[Items from a figure collection]
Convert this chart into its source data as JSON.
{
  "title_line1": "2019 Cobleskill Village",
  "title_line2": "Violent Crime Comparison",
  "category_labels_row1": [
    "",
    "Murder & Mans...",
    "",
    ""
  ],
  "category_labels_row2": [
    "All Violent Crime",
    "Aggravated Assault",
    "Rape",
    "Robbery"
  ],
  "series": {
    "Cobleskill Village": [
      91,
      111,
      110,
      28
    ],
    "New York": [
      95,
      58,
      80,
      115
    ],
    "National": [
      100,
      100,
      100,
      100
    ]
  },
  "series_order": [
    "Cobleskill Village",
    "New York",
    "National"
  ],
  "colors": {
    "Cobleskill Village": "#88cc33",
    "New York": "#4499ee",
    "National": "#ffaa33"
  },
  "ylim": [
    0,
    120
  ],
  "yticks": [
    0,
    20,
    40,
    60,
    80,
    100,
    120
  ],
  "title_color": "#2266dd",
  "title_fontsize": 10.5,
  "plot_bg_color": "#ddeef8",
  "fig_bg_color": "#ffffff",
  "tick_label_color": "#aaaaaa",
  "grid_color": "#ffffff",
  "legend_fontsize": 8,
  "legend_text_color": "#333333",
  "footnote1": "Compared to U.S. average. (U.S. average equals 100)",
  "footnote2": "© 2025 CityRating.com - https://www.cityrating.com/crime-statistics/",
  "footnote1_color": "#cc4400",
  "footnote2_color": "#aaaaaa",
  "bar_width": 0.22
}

• _What you will do_
Where a line of the data holds "aaaaaa", show that line.

• _Complete answer_
  "tick_label_color": "#aaaaaa",
  "footnote2_color": "#aaaaaa",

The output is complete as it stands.